### GIVEN DATA
──────
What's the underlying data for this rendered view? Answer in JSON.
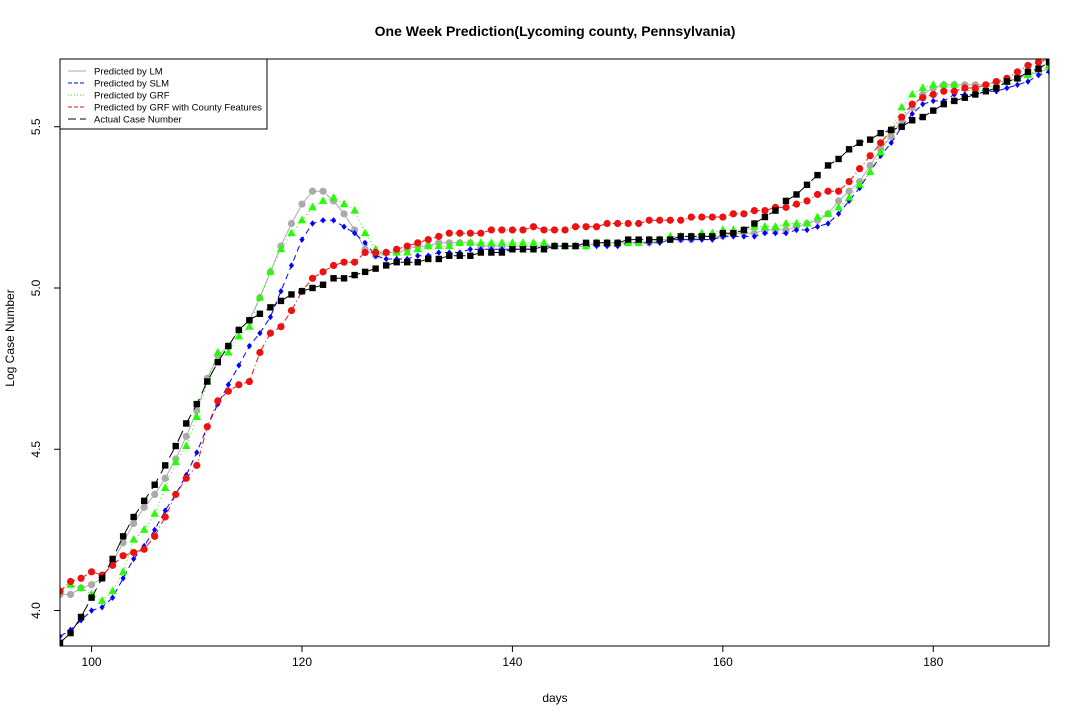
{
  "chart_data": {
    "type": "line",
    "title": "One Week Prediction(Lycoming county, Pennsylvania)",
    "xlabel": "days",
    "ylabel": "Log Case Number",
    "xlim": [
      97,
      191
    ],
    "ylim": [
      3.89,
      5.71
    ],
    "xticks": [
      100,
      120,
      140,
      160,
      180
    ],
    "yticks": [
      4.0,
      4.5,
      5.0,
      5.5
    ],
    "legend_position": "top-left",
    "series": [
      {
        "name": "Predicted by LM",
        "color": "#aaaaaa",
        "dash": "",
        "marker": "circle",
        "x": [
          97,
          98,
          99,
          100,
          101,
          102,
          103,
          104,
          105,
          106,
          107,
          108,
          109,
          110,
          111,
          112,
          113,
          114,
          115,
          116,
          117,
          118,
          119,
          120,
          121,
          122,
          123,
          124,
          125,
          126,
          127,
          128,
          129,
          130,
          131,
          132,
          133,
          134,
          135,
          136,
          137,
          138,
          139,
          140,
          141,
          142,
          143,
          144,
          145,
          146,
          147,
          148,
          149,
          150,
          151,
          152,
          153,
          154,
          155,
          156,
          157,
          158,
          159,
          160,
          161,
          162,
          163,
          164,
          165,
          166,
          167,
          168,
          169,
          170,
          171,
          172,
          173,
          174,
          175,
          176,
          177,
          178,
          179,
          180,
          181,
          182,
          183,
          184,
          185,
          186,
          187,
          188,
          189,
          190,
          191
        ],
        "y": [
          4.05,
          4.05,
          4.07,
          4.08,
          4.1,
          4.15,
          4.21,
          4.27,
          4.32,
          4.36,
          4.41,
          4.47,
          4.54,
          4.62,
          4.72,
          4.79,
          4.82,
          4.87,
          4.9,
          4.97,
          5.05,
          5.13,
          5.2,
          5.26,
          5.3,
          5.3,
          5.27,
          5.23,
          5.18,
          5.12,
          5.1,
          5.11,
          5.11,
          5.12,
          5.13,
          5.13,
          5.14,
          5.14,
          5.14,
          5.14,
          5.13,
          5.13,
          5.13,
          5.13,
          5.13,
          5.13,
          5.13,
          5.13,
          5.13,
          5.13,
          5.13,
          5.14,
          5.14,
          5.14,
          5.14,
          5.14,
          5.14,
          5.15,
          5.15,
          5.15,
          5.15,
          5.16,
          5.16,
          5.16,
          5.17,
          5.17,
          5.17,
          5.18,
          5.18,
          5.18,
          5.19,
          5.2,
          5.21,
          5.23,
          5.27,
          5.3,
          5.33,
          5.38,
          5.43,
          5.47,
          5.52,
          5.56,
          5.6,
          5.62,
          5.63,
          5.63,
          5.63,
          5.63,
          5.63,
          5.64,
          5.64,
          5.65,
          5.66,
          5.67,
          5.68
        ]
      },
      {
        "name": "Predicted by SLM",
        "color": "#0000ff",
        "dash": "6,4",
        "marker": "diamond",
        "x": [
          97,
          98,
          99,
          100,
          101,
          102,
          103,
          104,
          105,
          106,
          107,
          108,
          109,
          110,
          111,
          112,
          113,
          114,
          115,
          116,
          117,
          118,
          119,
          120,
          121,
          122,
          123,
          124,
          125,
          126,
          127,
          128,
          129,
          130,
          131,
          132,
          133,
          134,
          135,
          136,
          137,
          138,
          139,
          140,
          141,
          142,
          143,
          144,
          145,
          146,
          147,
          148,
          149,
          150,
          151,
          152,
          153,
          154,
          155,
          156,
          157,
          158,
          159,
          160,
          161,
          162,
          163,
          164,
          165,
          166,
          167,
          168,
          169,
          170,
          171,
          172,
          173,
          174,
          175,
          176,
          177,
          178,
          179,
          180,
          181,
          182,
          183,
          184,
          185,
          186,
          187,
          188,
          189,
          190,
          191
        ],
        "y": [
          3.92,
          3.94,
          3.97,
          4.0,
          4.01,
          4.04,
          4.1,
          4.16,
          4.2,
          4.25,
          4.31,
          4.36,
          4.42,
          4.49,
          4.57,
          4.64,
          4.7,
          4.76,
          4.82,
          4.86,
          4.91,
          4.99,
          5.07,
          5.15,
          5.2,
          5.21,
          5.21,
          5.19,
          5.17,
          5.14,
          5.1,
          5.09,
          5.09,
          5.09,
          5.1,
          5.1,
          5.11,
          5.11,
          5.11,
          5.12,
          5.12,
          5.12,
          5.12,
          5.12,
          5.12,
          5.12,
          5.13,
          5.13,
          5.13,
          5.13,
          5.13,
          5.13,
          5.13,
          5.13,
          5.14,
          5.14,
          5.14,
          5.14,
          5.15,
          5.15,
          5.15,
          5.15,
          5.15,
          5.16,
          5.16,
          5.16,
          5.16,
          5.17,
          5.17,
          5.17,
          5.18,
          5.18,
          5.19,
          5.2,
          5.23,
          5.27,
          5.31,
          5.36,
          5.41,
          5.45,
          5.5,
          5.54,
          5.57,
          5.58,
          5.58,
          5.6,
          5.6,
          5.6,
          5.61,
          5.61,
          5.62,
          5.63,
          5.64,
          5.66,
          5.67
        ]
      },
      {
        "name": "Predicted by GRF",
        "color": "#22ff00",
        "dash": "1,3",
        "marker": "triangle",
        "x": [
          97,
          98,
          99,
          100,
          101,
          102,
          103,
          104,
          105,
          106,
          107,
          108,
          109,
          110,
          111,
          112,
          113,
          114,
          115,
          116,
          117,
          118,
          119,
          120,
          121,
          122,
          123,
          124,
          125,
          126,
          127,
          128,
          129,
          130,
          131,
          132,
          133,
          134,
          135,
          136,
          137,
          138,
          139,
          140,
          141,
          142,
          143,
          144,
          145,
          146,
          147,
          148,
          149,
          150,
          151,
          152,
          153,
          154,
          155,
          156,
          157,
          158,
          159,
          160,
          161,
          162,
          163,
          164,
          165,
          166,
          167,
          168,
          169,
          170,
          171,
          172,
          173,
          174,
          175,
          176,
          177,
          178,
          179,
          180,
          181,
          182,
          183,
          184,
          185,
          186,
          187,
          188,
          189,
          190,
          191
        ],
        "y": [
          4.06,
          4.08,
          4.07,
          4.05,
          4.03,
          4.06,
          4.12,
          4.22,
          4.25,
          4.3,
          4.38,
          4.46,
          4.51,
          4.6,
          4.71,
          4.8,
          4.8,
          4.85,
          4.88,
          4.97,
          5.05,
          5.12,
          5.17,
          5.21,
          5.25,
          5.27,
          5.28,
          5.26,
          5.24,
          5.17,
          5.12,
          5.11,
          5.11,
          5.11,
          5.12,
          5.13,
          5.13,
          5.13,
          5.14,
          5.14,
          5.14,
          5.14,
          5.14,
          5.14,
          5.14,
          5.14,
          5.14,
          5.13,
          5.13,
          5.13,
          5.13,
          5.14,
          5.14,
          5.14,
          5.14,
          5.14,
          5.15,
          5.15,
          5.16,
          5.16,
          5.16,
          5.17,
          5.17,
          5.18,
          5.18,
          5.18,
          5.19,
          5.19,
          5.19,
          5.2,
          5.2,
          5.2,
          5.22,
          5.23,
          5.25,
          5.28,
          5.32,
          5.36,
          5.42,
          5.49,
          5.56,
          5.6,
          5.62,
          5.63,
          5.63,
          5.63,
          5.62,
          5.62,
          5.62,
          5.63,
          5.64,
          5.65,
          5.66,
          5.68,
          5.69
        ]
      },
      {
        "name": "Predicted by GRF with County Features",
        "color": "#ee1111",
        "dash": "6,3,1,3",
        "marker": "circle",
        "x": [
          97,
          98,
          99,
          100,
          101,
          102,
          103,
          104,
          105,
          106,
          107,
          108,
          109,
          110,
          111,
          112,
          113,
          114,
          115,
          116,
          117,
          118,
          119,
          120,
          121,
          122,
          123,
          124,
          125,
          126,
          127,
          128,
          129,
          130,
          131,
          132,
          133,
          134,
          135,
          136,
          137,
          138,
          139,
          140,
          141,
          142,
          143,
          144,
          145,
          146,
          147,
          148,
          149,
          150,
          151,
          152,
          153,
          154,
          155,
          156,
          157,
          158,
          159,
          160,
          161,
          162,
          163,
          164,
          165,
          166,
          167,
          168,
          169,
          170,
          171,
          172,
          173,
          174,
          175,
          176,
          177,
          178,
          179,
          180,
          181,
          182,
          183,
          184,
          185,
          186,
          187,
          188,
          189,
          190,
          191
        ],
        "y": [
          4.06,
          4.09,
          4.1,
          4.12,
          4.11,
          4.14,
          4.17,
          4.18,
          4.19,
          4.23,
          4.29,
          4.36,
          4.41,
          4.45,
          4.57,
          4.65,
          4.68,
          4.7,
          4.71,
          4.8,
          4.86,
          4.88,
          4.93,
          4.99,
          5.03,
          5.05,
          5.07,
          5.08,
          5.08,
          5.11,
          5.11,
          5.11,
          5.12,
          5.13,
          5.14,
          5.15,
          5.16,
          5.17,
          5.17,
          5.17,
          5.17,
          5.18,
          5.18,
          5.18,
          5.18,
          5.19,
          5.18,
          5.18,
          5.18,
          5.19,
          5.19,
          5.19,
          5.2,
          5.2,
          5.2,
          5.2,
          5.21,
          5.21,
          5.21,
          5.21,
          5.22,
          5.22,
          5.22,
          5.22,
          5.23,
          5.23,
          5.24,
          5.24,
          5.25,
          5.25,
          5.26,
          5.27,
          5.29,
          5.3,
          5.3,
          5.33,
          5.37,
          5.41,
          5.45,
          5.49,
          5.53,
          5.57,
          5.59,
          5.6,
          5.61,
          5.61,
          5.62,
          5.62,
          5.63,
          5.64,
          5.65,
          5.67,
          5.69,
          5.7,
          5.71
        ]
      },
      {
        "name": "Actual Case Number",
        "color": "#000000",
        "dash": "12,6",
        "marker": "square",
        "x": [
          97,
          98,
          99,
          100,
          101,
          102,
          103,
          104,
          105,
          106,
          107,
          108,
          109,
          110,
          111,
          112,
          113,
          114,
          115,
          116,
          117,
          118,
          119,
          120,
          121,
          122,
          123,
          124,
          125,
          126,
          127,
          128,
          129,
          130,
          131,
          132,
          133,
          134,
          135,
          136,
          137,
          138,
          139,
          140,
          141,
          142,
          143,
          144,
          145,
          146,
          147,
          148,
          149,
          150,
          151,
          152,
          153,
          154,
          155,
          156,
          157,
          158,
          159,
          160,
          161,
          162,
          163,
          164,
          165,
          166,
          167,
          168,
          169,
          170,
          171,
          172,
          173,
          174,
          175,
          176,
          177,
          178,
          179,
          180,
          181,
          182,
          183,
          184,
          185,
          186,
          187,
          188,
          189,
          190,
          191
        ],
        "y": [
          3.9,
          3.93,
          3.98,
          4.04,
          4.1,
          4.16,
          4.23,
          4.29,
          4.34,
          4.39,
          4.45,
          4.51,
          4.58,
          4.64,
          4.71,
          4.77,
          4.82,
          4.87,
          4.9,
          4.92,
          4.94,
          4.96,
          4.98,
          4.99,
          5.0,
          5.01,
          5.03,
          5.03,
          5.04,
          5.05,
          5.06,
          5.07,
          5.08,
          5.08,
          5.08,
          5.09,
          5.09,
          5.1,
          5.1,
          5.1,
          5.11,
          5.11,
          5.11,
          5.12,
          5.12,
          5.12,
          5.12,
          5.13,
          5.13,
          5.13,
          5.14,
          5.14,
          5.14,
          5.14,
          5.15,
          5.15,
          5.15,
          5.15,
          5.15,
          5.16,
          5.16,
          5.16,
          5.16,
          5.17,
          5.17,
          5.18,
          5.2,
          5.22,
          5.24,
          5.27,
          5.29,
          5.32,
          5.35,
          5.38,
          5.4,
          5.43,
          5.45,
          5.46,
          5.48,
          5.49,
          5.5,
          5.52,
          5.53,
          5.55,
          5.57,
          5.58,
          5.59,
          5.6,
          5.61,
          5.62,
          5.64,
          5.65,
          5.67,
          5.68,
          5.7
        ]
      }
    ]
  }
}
──────
### GIVEN REQUEST
Within the material above, find the lines that contain the word "Number"; copy them.

### EXERCISE OUTPUT
    "ylabel": "Log Case Number",
        "name": "Actual Case Number",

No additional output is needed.